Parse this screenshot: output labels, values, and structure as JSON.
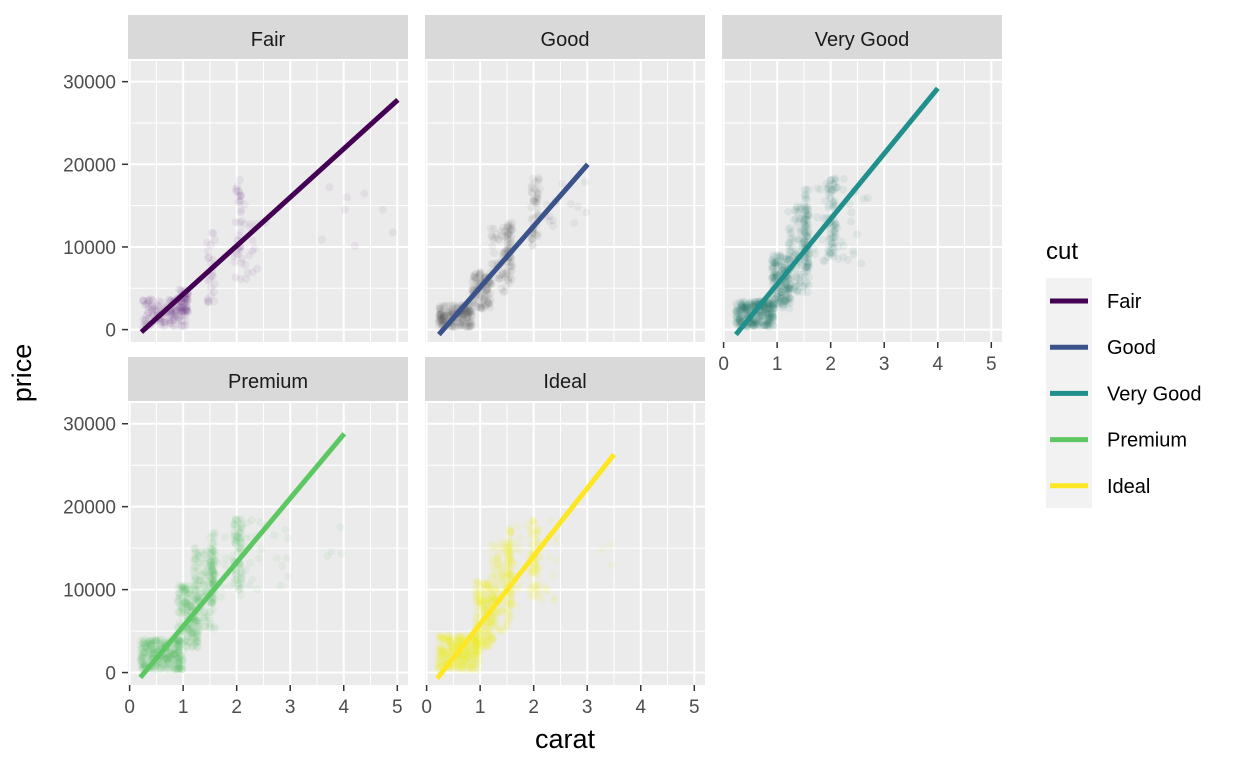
{
  "chart_data": {
    "type": "scatter",
    "xlabel": "carat",
    "ylabel": "price",
    "xlim": [
      -0.03,
      5.2
    ],
    "ylim": [
      -1500,
      32500
    ],
    "xticks": [
      0,
      1,
      2,
      3,
      4,
      5
    ],
    "yticks": [
      0,
      10000,
      20000,
      30000
    ],
    "grid": true,
    "legend": {
      "title": "cut",
      "position": "right"
    },
    "series": [
      {
        "name": "Fair",
        "color": "#440154",
        "point_color": "#6a2c7a",
        "point_alpha": 0.07,
        "fit_line": {
          "x": [
            0.22,
            5.01
          ],
          "y": [
            -300,
            27800
          ]
        },
        "clusters": [
          {
            "x": [
              0.25,
              1.05
            ],
            "y": [
              300,
              3800
            ],
            "n": 140
          },
          {
            "x": [
              0.9,
              1.1
            ],
            "y": [
              2000,
              5000
            ],
            "n": 50
          },
          {
            "x": [
              1.45,
              1.6
            ],
            "y": [
              3000,
              12000
            ],
            "n": 25
          },
          {
            "x": [
              1.95,
              2.1
            ],
            "y": [
              6000,
              18500
            ],
            "n": 35
          },
          {
            "x": [
              2.1,
              2.6
            ],
            "y": [
              5500,
              17000
            ],
            "n": 15
          },
          {
            "x": [
              2.5,
              5.0
            ],
            "y": [
              9000,
              18500
            ],
            "n": 8
          }
        ]
      },
      {
        "name": "Good",
        "color": "#3b528b",
        "point_color": "#555555",
        "point_alpha": 0.07,
        "fit_line": {
          "x": [
            0.23,
            3.01
          ],
          "y": [
            -600,
            20000
          ]
        },
        "clusters": [
          {
            "x": [
              0.23,
              0.85
            ],
            "y": [
              300,
              3000
            ],
            "n": 200
          },
          {
            "x": [
              0.85,
              1.2
            ],
            "y": [
              2500,
              7000
            ],
            "n": 110
          },
          {
            "x": [
              1.2,
              1.6
            ],
            "y": [
              4500,
              12500
            ],
            "n": 70
          },
          {
            "x": [
              1.5,
              1.6
            ],
            "y": [
              7000,
              13000
            ],
            "n": 40
          },
          {
            "x": [
              1.95,
              2.1
            ],
            "y": [
              10000,
              18500
            ],
            "n": 50
          },
          {
            "x": [
              2.1,
              3.0
            ],
            "y": [
              12000,
              18500
            ],
            "n": 15
          }
        ]
      },
      {
        "name": "Very Good",
        "color": "#21908c",
        "point_color": "#1a6f6a",
        "point_alpha": 0.07,
        "fit_line": {
          "x": [
            0.23,
            4.0
          ],
          "y": [
            -600,
            29200
          ]
        },
        "clusters": [
          {
            "x": [
              0.23,
              0.95
            ],
            "y": [
              300,
              3500
            ],
            "n": 300
          },
          {
            "x": [
              0.9,
              1.25
            ],
            "y": [
              2500,
              9000
            ],
            "n": 180
          },
          {
            "x": [
              1.2,
              1.6
            ],
            "y": [
              4500,
              15000
            ],
            "n": 130
          },
          {
            "x": [
              1.5,
              1.6
            ],
            "y": [
              7000,
              17000
            ],
            "n": 60
          },
          {
            "x": [
              1.95,
              2.1
            ],
            "y": [
              9000,
              18500
            ],
            "n": 70
          },
          {
            "x": [
              1.6,
              2.7
            ],
            "y": [
              8000,
              18500
            ],
            "n": 40
          }
        ]
      },
      {
        "name": "Premium",
        "color": "#5dc863",
        "point_color": "#4bb34f",
        "point_alpha": 0.07,
        "fit_line": {
          "x": [
            0.2,
            4.01
          ],
          "y": [
            -600,
            28800
          ]
        },
        "clusters": [
          {
            "x": [
              0.2,
              1.0
            ],
            "y": [
              300,
              4000
            ],
            "n": 300
          },
          {
            "x": [
              0.9,
              1.3
            ],
            "y": [
              3000,
              10500
            ],
            "n": 180
          },
          {
            "x": [
              1.2,
              1.6
            ],
            "y": [
              5000,
              15000
            ],
            "n": 130
          },
          {
            "x": [
              1.5,
              1.6
            ],
            "y": [
              8000,
              17000
            ],
            "n": 60
          },
          {
            "x": [
              1.95,
              2.1
            ],
            "y": [
              10000,
              18500
            ],
            "n": 70
          },
          {
            "x": [
              1.6,
              3.0
            ],
            "y": [
              9000,
              18500
            ],
            "n": 40
          },
          {
            "x": [
              3.0,
              4.0
            ],
            "y": [
              14000,
              18500
            ],
            "n": 4
          }
        ]
      },
      {
        "name": "Ideal",
        "color": "#fde725",
        "point_color": "#f5f50a",
        "point_alpha": 0.07,
        "fit_line": {
          "x": [
            0.2,
            3.5
          ],
          "y": [
            -700,
            26300
          ]
        },
        "clusters": [
          {
            "x": [
              0.2,
              1.0
            ],
            "y": [
              300,
              4500
            ],
            "n": 350
          },
          {
            "x": [
              0.9,
              1.25
            ],
            "y": [
              3000,
              11000
            ],
            "n": 200
          },
          {
            "x": [
              1.2,
              1.6
            ],
            "y": [
              5000,
              16000
            ],
            "n": 150
          },
          {
            "x": [
              1.5,
              1.6
            ],
            "y": [
              8000,
              17500
            ],
            "n": 60
          },
          {
            "x": [
              1.95,
              2.1
            ],
            "y": [
              9000,
              18500
            ],
            "n": 70
          },
          {
            "x": [
              1.6,
              2.6
            ],
            "y": [
              8000,
              18500
            ],
            "n": 40
          },
          {
            "x": [
              3.2,
              3.5
            ],
            "y": [
              12000,
              18000
            ],
            "n": 3
          }
        ]
      }
    ]
  }
}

+--

Copy the records above exactly, leaving out every picture.

Exercise output:
Parse this screenshot: output labels, values, and structure as JSON.
{
  "chart_data": {
    "type": "scatter",
    "xlabel": "carat",
    "ylabel": "price",
    "xlim": [
      -0.03,
      5.2
    ],
    "ylim": [
      -1500,
      32500
    ],
    "xticks": [
      0,
      1,
      2,
      3,
      4,
      5
    ],
    "yticks": [
      0,
      10000,
      20000,
      30000
    ],
    "grid": true,
    "legend": {
      "title": "cut",
      "position": "right"
    },
    "series": [
      {
        "name": "Fair",
        "color": "#440154",
        "point_color": "#6a2c7a",
        "point_alpha": 0.07,
        "fit_line": {
          "x": [
            0.22,
            5.01
          ],
          "y": [
            -300,
            27800
          ]
        },
        "clusters": [
          {
            "x": [
              0.25,
              1.05
            ],
            "y": [
              300,
              3800
            ],
            "n": 140
          },
          {
            "x": [
              0.9,
              1.1
            ],
            "y": [
              2000,
              5000
            ],
            "n": 50
          },
          {
            "x": [
              1.45,
              1.6
            ],
            "y": [
              3000,
              12000
            ],
            "n": 25
          },
          {
            "x": [
              1.95,
              2.1
            ],
            "y": [
              6000,
              18500
            ],
            "n": 35
          },
          {
            "x": [
              2.1,
              2.6
            ],
            "y": [
              5500,
              17000
            ],
            "n": 15
          },
          {
            "x": [
              2.5,
              5.0
            ],
            "y": [
              9000,
              18500
            ],
            "n": 8
          }
        ]
      },
      {
        "name": "Good",
        "color": "#3b528b",
        "point_color": "#555555",
        "point_alpha": 0.07,
        "fit_line": {
          "x": [
            0.23,
            3.01
          ],
          "y": [
            -600,
            20000
          ]
        },
        "clusters": [
          {
            "x": [
              0.23,
              0.85
            ],
            "y": [
              300,
              3000
            ],
            "n": 200
          },
          {
            "x": [
              0.85,
              1.2
            ],
            "y": [
              2500,
              7000
            ],
            "n": 110
          },
          {
            "x": [
              1.2,
              1.6
            ],
            "y": [
              4500,
              12500
            ],
            "n": 70
          },
          {
            "x": [
              1.5,
              1.6
            ],
            "y": [
              7000,
              13000
            ],
            "n": 40
          },
          {
            "x": [
              1.95,
              2.1
            ],
            "y": [
              10000,
              18500
            ],
            "n": 50
          },
          {
            "x": [
              2.1,
              3.0
            ],
            "y": [
              12000,
              18500
            ],
            "n": 15
          }
        ]
      },
      {
        "name": "Very Good",
        "color": "#21908c",
        "point_color": "#1a6f6a",
        "point_alpha": 0.07,
        "fit_line": {
          "x": [
            0.23,
            4.0
          ],
          "y": [
            -600,
            29200
          ]
        },
        "clusters": [
          {
            "x": [
              0.23,
              0.95
            ],
            "y": [
              300,
              3500
            ],
            "n": 300
          },
          {
            "x": [
              0.9,
              1.25
            ],
            "y": [
              2500,
              9000
            ],
            "n": 180
          },
          {
            "x": [
              1.2,
              1.6
            ],
            "y": [
              4500,
              15000
            ],
            "n": 130
          },
          {
            "x": [
              1.5,
              1.6
            ],
            "y": [
              7000,
              17000
            ],
            "n": 60
          },
          {
            "x": [
              1.95,
              2.1
            ],
            "y": [
              9000,
              18500
            ],
            "n": 70
          },
          {
            "x": [
              1.6,
              2.7
            ],
            "y": [
              8000,
              18500
            ],
            "n": 40
          }
        ]
      },
      {
        "name": "Premium",
        "color": "#5dc863",
        "point_color": "#4bb34f",
        "point_alpha": 0.07,
        "fit_line": {
          "x": [
            0.2,
            4.01
          ],
          "y": [
            -600,
            28800
          ]
        },
        "clusters": [
          {
            "x": [
              0.2,
              1.0
            ],
            "y": [
              300,
              4000
            ],
            "n": 300
          },
          {
            "x": [
              0.9,
              1.3
            ],
            "y": [
              3000,
              10500
            ],
            "n": 180
          },
          {
            "x": [
              1.2,
              1.6
            ],
            "y": [
              5000,
              15000
            ],
            "n": 130
          },
          {
            "x": [
              1.5,
              1.6
            ],
            "y": [
              8000,
              17000
            ],
            "n": 60
          },
          {
            "x": [
              1.95,
              2.1
            ],
            "y": [
              10000,
              18500
            ],
            "n": 70
          },
          {
            "x": [
              1.6,
              3.0
            ],
            "y": [
              9000,
              18500
            ],
            "n": 40
          },
          {
            "x": [
              3.0,
              4.0
            ],
            "y": [
              14000,
              18500
            ],
            "n": 4
          }
        ]
      },
      {
        "name": "Ideal",
        "color": "#fde725",
        "point_color": "#f5f50a",
        "point_alpha": 0.07,
        "fit_line": {
          "x": [
            0.2,
            3.5
          ],
          "y": [
            -700,
            26300
          ]
        },
        "clusters": [
          {
            "x": [
              0.2,
              1.0
            ],
            "y": [
              300,
              4500
            ],
            "n": 350
          },
          {
            "x": [
              0.9,
              1.25
            ],
            "y": [
              3000,
              11000
            ],
            "n": 200
          },
          {
            "x": [
              1.2,
              1.6
            ],
            "y": [
              5000,
              16000
            ],
            "n": 150
          },
          {
            "x": [
              1.5,
              1.6
            ],
            "y": [
              8000,
              17500
            ],
            "n": 60
          },
          {
            "x": [
              1.95,
              2.1
            ],
            "y": [
              9000,
              18500
            ],
            "n": 70
          },
          {
            "x": [
              1.6,
              2.6
            ],
            "y": [
              8000,
              18500
            ],
            "n": 40
          },
          {
            "x": [
              3.2,
              3.5
            ],
            "y": [
              12000,
              18000
            ],
            "n": 3
          }
        ]
      }
    ]
  }
}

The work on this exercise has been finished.